**Requirement**:
Copy each line below in which the string "JSON" occurs.

## Begin Records supplied

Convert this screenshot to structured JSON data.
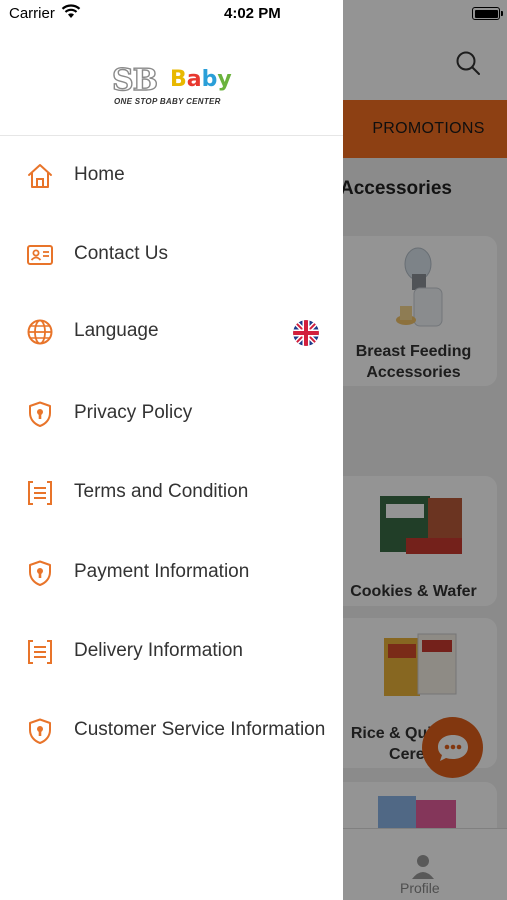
{
  "status_bar": {
    "carrier": "Carrier",
    "time": "4:02 PM"
  },
  "drawer": {
    "logo": {
      "brand_sb": "SB",
      "brand_baby": "Baby",
      "tagline": "ONE STOP BABY CENTER"
    },
    "menu": [
      {
        "label": "Home",
        "icon": "home-icon"
      },
      {
        "label": "Contact Us",
        "icon": "contact-card-icon"
      },
      {
        "label": "Language",
        "icon": "globe-icon",
        "flag": "uk-flag-icon"
      },
      {
        "label": "Privacy Policy",
        "icon": "shield-lock-icon"
      },
      {
        "label": "Terms and Condition",
        "icon": "document-list-icon"
      },
      {
        "label": "Payment Information",
        "icon": "shield-lock-icon"
      },
      {
        "label": "Delivery Information",
        "icon": "document-list-icon"
      },
      {
        "label": "Customer Service Information",
        "icon": "shield-lock-icon"
      }
    ]
  },
  "background": {
    "promo_button": "PROMOTIONS",
    "section_title": "Accessories",
    "cards": [
      {
        "label_line1": "Breast Feeding",
        "label_line2": "Accessories"
      },
      {
        "label_line1": "Cookies & Wafer",
        "label_line2": ""
      },
      {
        "label_line1": "Rice & Quinoa &",
        "label_line2": "Cereal"
      }
    ],
    "bottom_nav": {
      "profile_label": "Profile"
    }
  },
  "colors": {
    "accent": "#f36f21",
    "icon": "#e8742a",
    "overlay": "rgba(0,0,0,0.42)"
  }
}
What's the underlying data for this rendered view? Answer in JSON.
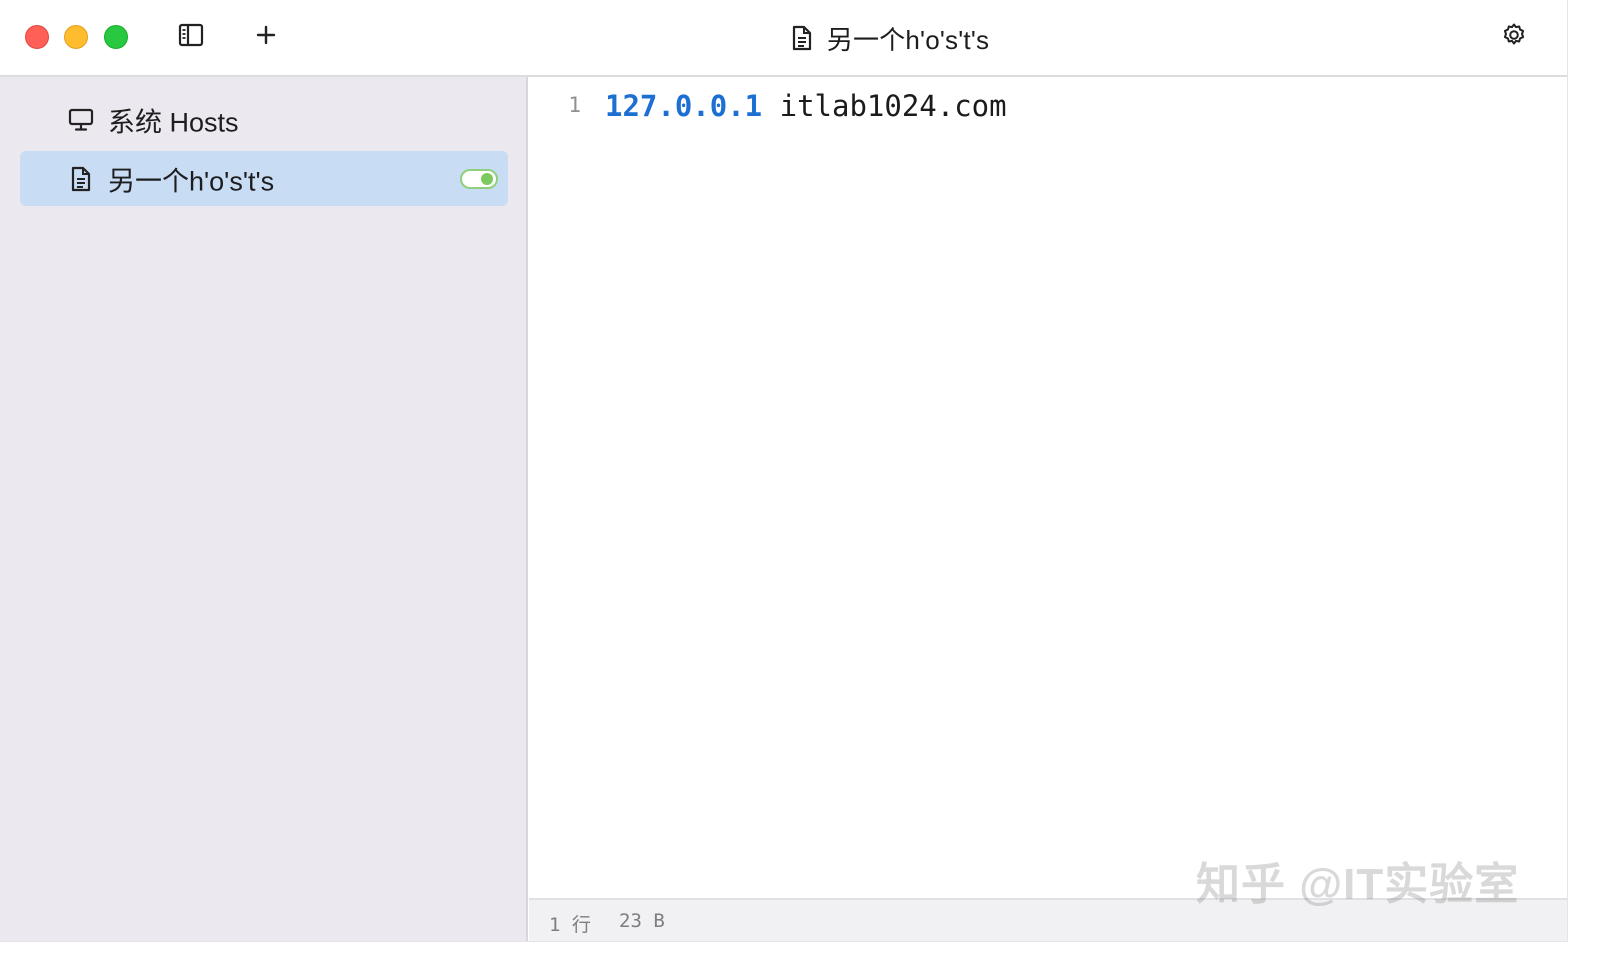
{
  "titlebar": {
    "title": "另一个h'o's't's",
    "title_icon": "document-icon",
    "sidebar_toggle_icon": "sidebar-toggle-icon",
    "add_icon": "plus-icon",
    "settings_icon": "gear-icon"
  },
  "sidebar": {
    "items": [
      {
        "label": "系统 Hosts",
        "icon": "monitor-icon",
        "selected": false
      },
      {
        "label": "另一个h'o's't's",
        "icon": "document-icon",
        "selected": true,
        "enabled": true
      }
    ]
  },
  "editor": {
    "lines": [
      {
        "number": "1",
        "ip": "127.0.0.1",
        "host": "itlab1024.com"
      }
    ]
  },
  "statusbar": {
    "lines": "1 行",
    "size": "23 B"
  },
  "watermark": "知乎 @IT实验室",
  "colors": {
    "sidebar_bg": "#ebe8ef",
    "selected_bg": "#c8dcf3",
    "ip_color": "#1d6fd1",
    "toggle_on": "#7cc95e"
  }
}
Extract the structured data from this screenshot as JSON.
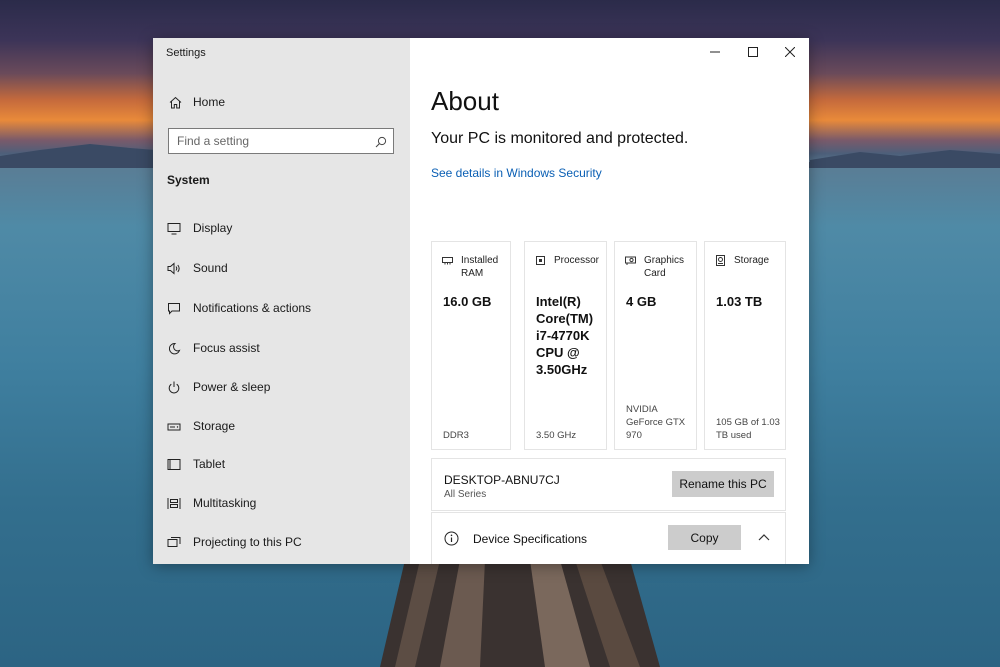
{
  "window": {
    "title": "Settings"
  },
  "sidebar": {
    "home_label": "Home",
    "search": {
      "placeholder": "Find a setting"
    },
    "section_label": "System",
    "items": [
      {
        "label": "Display",
        "icon": "monitor-icon"
      },
      {
        "label": "Sound",
        "icon": "speaker-icon"
      },
      {
        "label": "Notifications & actions",
        "icon": "notification-icon"
      },
      {
        "label": "Focus assist",
        "icon": "moon-icon"
      },
      {
        "label": "Power & sleep",
        "icon": "power-icon"
      },
      {
        "label": "Storage",
        "icon": "storage-icon"
      },
      {
        "label": "Tablet",
        "icon": "tablet-icon"
      },
      {
        "label": "Multitasking",
        "icon": "multitasking-icon"
      },
      {
        "label": "Projecting to this PC",
        "icon": "projecting-icon"
      }
    ]
  },
  "main": {
    "title": "About",
    "status": "Your PC is monitored and protected.",
    "security_link": "See details in Windows Security",
    "cards": [
      {
        "header": "Installed RAM",
        "value": "16.0 GB",
        "sub": "DDR3",
        "icon": "ram-icon"
      },
      {
        "header": "Processor",
        "value": "Intel(R) Core(TM) i7-4770K CPU @ 3.50GHz",
        "sub": "3.50 GHz",
        "icon": "cpu-icon"
      },
      {
        "header": "Graphics Card",
        "value": "4 GB",
        "sub": "NVIDIA GeForce GTX 970",
        "icon": "gpu-icon"
      },
      {
        "header": "Storage",
        "value": "1.03 TB",
        "sub": "105 GB of 1.03 TB used",
        "icon": "disk-icon"
      }
    ],
    "pc_name": "DESKTOP-ABNU7CJ",
    "pc_series": "All Series",
    "rename_button": "Rename this PC",
    "specs_label": "Device Specifications",
    "copy_button": "Copy"
  },
  "colors": {
    "sidebar_bg": "#e6e6e6",
    "link": "#0a5fb4",
    "button_bg": "#cccccc"
  }
}
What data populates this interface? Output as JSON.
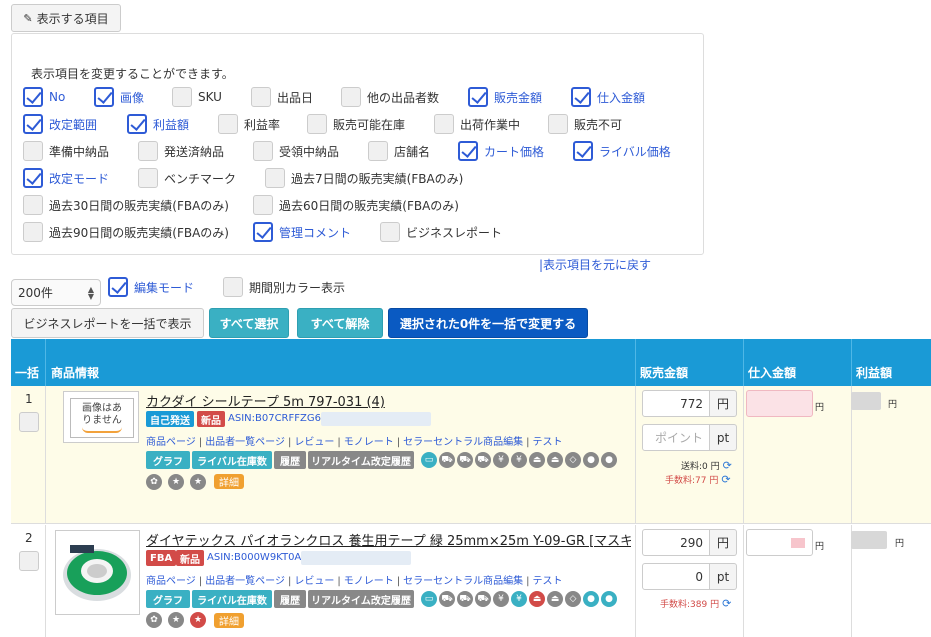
{
  "display_button": {
    "label": "表示する項目",
    "icon": "pencil-icon"
  },
  "settings": {
    "description": "表示項目を変更することができます。",
    "reset_link": "|表示項目を元に戻す",
    "options": [
      {
        "label": "No",
        "checked": true
      },
      {
        "label": "画像",
        "checked": true
      },
      {
        "label": "SKU",
        "checked": false
      },
      {
        "label": "出品日",
        "checked": false
      },
      {
        "label": "他の出品者数",
        "checked": false
      },
      {
        "label": "販売金額",
        "checked": true
      },
      {
        "label": "仕入金額",
        "checked": true
      },
      {
        "label": "改定範囲",
        "checked": true
      },
      {
        "label": "利益額",
        "checked": true
      },
      {
        "label": "利益率",
        "checked": false
      },
      {
        "label": "販売可能在庫",
        "checked": false
      },
      {
        "label": "出荷作業中",
        "checked": false
      },
      {
        "label": "販売不可",
        "checked": false
      },
      {
        "label": "準備中納品",
        "checked": false
      },
      {
        "label": "発送済納品",
        "checked": false
      },
      {
        "label": "受領中納品",
        "checked": false
      },
      {
        "label": "店舗名",
        "checked": false
      },
      {
        "label": "カート価格",
        "checked": true
      },
      {
        "label": "ライバル価格",
        "checked": true
      },
      {
        "label": "改定モード",
        "checked": true
      },
      {
        "label": "ベンチマーク",
        "checked": false
      },
      {
        "label": "過去7日間の販売実績(FBAのみ)",
        "checked": false
      },
      {
        "label": "過去30日間の販売実績(FBAのみ)",
        "checked": false
      },
      {
        "label": "過去60日間の販売実績(FBAのみ)",
        "checked": false
      },
      {
        "label": "過去90日間の販売実績(FBAのみ)",
        "checked": false
      },
      {
        "label": "管理コメント",
        "checked": true
      },
      {
        "label": "ビジネスレポート",
        "checked": false
      }
    ]
  },
  "controls": {
    "per_page": "200件",
    "edit_mode": {
      "label": "編集モード",
      "checked": true
    },
    "period_color": {
      "label": "期間別カラー表示",
      "checked": false
    },
    "bulk_report": "ビジネスレポートを一括で表示",
    "select_all": "すべて選択",
    "deselect_all": "すべて解除",
    "bulk_change": "選択された0件を一括で変更する"
  },
  "table": {
    "headers": {
      "bulk": "一括",
      "product": "商品情報",
      "sale_price": "販売金額",
      "cost": "仕入金額",
      "profit": "利益額"
    },
    "rows": [
      {
        "no": "1",
        "image": "画像はありません",
        "title": "カクダイ シールテープ 5m 797-031 (4)",
        "tags": [
          "自己発送",
          "新品"
        ],
        "asin": "ASIN:B07CRFFZG6",
        "links": [
          "商品ページ",
          "出品者一覧ページ",
          "レビュー",
          "モノレート",
          "セラーセントラル商品編集",
          "テスト"
        ],
        "buttons": [
          "グラフ",
          "ライバル在庫数",
          "履歴",
          "リアルタイム改定履歴"
        ],
        "detail": "詳細",
        "price": "772",
        "price_unit": "円",
        "point_placeholder": "ポイント",
        "point_unit": "pt",
        "shipping": "送料:0 円",
        "fee": "手数料:77 円",
        "cost_unit": "円",
        "profit_unit": "円"
      },
      {
        "no": "2",
        "title": "ダイヤテックス パイオランクロス 養生用テープ 緑 25mm×25m Y-09-GR [マスキ...",
        "tags": [
          "FBA",
          "新品"
        ],
        "asin": "ASIN:B000W9KT0A",
        "links": [
          "商品ページ",
          "出品者一覧ページ",
          "レビュー",
          "モノレート",
          "セラーセントラル商品編集",
          "テスト"
        ],
        "buttons": [
          "グラフ",
          "ライバル在庫数",
          "履歴",
          "リアルタイム改定履歴"
        ],
        "detail": "詳細",
        "price": "290",
        "price_unit": "円",
        "point": "0",
        "point_unit": "pt",
        "fee": "手数料:389 円",
        "cost_unit": "円",
        "profit_unit": "円"
      }
    ]
  },
  "colors": {
    "header": "#1a9ad6",
    "accent": "#2e5bd6",
    "primary": "#0a5ac2",
    "info": "#3ab0c3"
  }
}
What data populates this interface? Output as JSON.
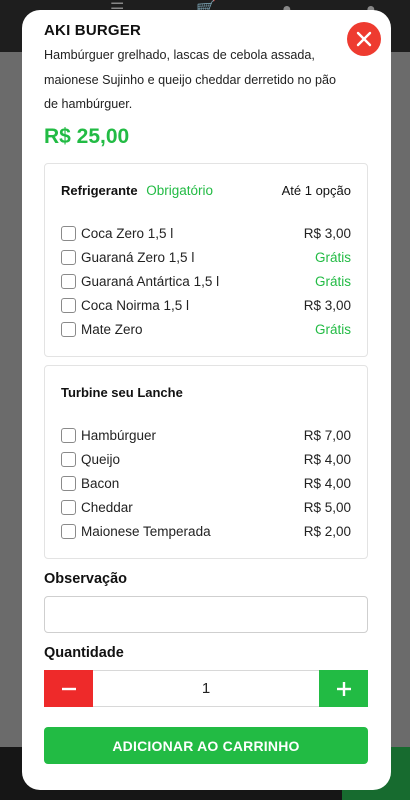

## End Records supplied

**Full answer**:
Convert this screenshot to structured JSON data.
What's the underlying data for this rendered view? Answer in JSON.
Extract the structured data from this screenshot as JSON.
What data populates this interface? Output as JSON.
What data populates this interface? Output as JSON.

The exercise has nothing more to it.